## Short exercise
Your task is to output the data exactly as it stands.

Structured figure records:
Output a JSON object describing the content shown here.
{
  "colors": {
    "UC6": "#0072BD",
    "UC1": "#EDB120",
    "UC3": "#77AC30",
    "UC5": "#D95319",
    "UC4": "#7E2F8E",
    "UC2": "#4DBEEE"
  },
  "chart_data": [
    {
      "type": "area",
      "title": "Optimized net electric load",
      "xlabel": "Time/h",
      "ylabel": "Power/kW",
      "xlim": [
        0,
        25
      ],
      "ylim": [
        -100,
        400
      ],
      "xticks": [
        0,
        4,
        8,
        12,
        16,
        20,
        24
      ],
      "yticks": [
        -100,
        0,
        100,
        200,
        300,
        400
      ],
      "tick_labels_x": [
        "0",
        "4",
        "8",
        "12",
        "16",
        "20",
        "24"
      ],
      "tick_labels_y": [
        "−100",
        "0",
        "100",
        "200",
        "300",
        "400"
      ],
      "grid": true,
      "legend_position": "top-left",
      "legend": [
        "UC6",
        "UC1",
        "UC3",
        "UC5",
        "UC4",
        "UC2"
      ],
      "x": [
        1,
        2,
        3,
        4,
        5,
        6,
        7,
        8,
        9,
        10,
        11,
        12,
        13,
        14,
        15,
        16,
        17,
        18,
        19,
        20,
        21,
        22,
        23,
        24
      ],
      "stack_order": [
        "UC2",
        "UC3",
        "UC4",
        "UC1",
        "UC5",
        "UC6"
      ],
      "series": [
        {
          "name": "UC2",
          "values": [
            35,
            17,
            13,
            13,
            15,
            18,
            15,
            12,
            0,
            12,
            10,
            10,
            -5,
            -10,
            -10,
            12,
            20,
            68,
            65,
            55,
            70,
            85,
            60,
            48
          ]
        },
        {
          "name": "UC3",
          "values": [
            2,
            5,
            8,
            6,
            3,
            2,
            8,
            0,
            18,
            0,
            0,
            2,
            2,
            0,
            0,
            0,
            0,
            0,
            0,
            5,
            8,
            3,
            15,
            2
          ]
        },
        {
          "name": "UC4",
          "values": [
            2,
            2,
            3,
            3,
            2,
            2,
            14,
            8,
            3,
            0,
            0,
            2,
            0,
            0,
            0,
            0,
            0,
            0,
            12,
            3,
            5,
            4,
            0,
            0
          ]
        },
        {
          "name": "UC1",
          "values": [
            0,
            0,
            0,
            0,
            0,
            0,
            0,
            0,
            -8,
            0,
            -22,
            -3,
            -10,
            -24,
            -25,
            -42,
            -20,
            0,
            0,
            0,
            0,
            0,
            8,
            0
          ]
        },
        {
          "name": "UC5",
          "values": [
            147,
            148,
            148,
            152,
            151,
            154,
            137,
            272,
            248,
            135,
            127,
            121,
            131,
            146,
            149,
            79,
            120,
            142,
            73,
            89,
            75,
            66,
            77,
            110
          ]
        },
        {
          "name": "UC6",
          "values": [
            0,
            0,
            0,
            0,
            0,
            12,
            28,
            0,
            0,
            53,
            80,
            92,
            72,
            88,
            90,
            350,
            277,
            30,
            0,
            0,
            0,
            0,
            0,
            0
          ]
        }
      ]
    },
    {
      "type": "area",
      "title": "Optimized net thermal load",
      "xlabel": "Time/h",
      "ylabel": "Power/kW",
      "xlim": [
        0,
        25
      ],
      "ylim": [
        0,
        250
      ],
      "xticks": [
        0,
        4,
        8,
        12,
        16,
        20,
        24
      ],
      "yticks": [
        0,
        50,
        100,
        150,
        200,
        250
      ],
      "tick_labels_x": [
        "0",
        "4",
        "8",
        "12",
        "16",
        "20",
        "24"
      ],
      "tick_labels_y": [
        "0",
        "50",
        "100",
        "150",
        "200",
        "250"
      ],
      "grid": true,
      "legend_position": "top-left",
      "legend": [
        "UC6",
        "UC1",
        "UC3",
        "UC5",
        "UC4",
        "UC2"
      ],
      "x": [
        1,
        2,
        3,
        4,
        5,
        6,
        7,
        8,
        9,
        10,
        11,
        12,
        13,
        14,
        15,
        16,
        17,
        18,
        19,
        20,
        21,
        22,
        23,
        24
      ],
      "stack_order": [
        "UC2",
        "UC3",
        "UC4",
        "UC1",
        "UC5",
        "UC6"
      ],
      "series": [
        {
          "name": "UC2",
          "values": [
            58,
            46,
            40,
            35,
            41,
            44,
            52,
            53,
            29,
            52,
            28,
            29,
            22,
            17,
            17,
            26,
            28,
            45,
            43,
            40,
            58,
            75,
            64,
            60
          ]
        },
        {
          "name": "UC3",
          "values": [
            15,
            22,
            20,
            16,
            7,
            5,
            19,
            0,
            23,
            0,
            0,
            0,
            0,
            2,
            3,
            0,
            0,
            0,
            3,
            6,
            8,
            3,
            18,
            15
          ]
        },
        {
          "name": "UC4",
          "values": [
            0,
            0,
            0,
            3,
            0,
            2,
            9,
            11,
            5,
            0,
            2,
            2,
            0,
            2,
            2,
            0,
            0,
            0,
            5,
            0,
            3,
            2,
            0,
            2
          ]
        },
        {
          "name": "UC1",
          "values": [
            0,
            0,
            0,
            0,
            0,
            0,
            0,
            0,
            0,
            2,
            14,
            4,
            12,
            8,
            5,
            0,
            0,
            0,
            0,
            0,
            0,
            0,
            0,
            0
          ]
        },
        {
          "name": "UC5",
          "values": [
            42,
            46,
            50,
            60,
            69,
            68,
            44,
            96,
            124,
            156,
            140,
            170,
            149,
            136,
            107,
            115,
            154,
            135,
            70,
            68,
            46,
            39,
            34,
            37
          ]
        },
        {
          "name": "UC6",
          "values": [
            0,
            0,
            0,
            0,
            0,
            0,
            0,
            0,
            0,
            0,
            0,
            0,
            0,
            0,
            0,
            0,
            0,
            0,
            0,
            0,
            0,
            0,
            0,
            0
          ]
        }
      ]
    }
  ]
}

## Result below
Output a JSON object describing the content shown here.
{
  "colors": {
    "UC6": "#0072BD",
    "UC1": "#EDB120",
    "UC3": "#77AC30",
    "UC5": "#D95319",
    "UC4": "#7E2F8E",
    "UC2": "#4DBEEE"
  },
  "chart_data": [
    {
      "type": "area",
      "title": "Optimized net electric load",
      "xlabel": "Time/h",
      "ylabel": "Power/kW",
      "xlim": [
        0,
        25
      ],
      "ylim": [
        -100,
        400
      ],
      "xticks": [
        0,
        4,
        8,
        12,
        16,
        20,
        24
      ],
      "yticks": [
        -100,
        0,
        100,
        200,
        300,
        400
      ],
      "tick_labels_x": [
        "0",
        "4",
        "8",
        "12",
        "16",
        "20",
        "24"
      ],
      "tick_labels_y": [
        "−100",
        "0",
        "100",
        "200",
        "300",
        "400"
      ],
      "grid": true,
      "legend_position": "top-left",
      "legend": [
        "UC6",
        "UC1",
        "UC3",
        "UC5",
        "UC4",
        "UC2"
      ],
      "x": [
        1,
        2,
        3,
        4,
        5,
        6,
        7,
        8,
        9,
        10,
        11,
        12,
        13,
        14,
        15,
        16,
        17,
        18,
        19,
        20,
        21,
        22,
        23,
        24
      ],
      "stack_order": [
        "UC2",
        "UC3",
        "UC4",
        "UC1",
        "UC5",
        "UC6"
      ],
      "series": [
        {
          "name": "UC2",
          "values": [
            35,
            17,
            13,
            13,
            15,
            18,
            15,
            12,
            0,
            12,
            10,
            10,
            -5,
            -10,
            -10,
            12,
            20,
            68,
            65,
            55,
            70,
            85,
            60,
            48
          ]
        },
        {
          "name": "UC3",
          "values": [
            2,
            5,
            8,
            6,
            3,
            2,
            8,
            0,
            18,
            0,
            0,
            2,
            2,
            0,
            0,
            0,
            0,
            0,
            0,
            5,
            8,
            3,
            15,
            2
          ]
        },
        {
          "name": "UC4",
          "values": [
            2,
            2,
            3,
            3,
            2,
            2,
            14,
            8,
            3,
            0,
            0,
            2,
            0,
            0,
            0,
            0,
            0,
            0,
            12,
            3,
            5,
            4,
            0,
            0
          ]
        },
        {
          "name": "UC1",
          "values": [
            0,
            0,
            0,
            0,
            0,
            0,
            0,
            0,
            -8,
            0,
            -22,
            -3,
            -10,
            -24,
            -25,
            -42,
            -20,
            0,
            0,
            0,
            0,
            0,
            8,
            0
          ]
        },
        {
          "name": "UC5",
          "values": [
            147,
            148,
            148,
            152,
            151,
            154,
            137,
            272,
            248,
            135,
            127,
            121,
            131,
            146,
            149,
            79,
            120,
            142,
            73,
            89,
            75,
            66,
            77,
            110
          ]
        },
        {
          "name": "UC6",
          "values": [
            0,
            0,
            0,
            0,
            0,
            12,
            28,
            0,
            0,
            53,
            80,
            92,
            72,
            88,
            90,
            350,
            277,
            30,
            0,
            0,
            0,
            0,
            0,
            0
          ]
        }
      ]
    },
    {
      "type": "area",
      "title": "Optimized net thermal load",
      "xlabel": "Time/h",
      "ylabel": "Power/kW",
      "xlim": [
        0,
        25
      ],
      "ylim": [
        0,
        250
      ],
      "xticks": [
        0,
        4,
        8,
        12,
        16,
        20,
        24
      ],
      "yticks": [
        0,
        50,
        100,
        150,
        200,
        250
      ],
      "tick_labels_x": [
        "0",
        "4",
        "8",
        "12",
        "16",
        "20",
        "24"
      ],
      "tick_labels_y": [
        "0",
        "50",
        "100",
        "150",
        "200",
        "250"
      ],
      "grid": true,
      "legend_position": "top-left",
      "legend": [
        "UC6",
        "UC1",
        "UC3",
        "UC5",
        "UC4",
        "UC2"
      ],
      "x": [
        1,
        2,
        3,
        4,
        5,
        6,
        7,
        8,
        9,
        10,
        11,
        12,
        13,
        14,
        15,
        16,
        17,
        18,
        19,
        20,
        21,
        22,
        23,
        24
      ],
      "stack_order": [
        "UC2",
        "UC3",
        "UC4",
        "UC1",
        "UC5",
        "UC6"
      ],
      "series": [
        {
          "name": "UC2",
          "values": [
            58,
            46,
            40,
            35,
            41,
            44,
            52,
            53,
            29,
            52,
            28,
            29,
            22,
            17,
            17,
            26,
            28,
            45,
            43,
            40,
            58,
            75,
            64,
            60
          ]
        },
        {
          "name": "UC3",
          "values": [
            15,
            22,
            20,
            16,
            7,
            5,
            19,
            0,
            23,
            0,
            0,
            0,
            0,
            2,
            3,
            0,
            0,
            0,
            3,
            6,
            8,
            3,
            18,
            15
          ]
        },
        {
          "name": "UC4",
          "values": [
            0,
            0,
            0,
            3,
            0,
            2,
            9,
            11,
            5,
            0,
            2,
            2,
            0,
            2,
            2,
            0,
            0,
            0,
            5,
            0,
            3,
            2,
            0,
            2
          ]
        },
        {
          "name": "UC1",
          "values": [
            0,
            0,
            0,
            0,
            0,
            0,
            0,
            0,
            0,
            2,
            14,
            4,
            12,
            8,
            5,
            0,
            0,
            0,
            0,
            0,
            0,
            0,
            0,
            0
          ]
        },
        {
          "name": "UC5",
          "values": [
            42,
            46,
            50,
            60,
            69,
            68,
            44,
            96,
            124,
            156,
            140,
            170,
            149,
            136,
            107,
            115,
            154,
            135,
            70,
            68,
            46,
            39,
            34,
            37
          ]
        },
        {
          "name": "UC6",
          "values": [
            0,
            0,
            0,
            0,
            0,
            0,
            0,
            0,
            0,
            0,
            0,
            0,
            0,
            0,
            0,
            0,
            0,
            0,
            0,
            0,
            0,
            0,
            0,
            0
          ]
        }
      ]
    }
  ]
}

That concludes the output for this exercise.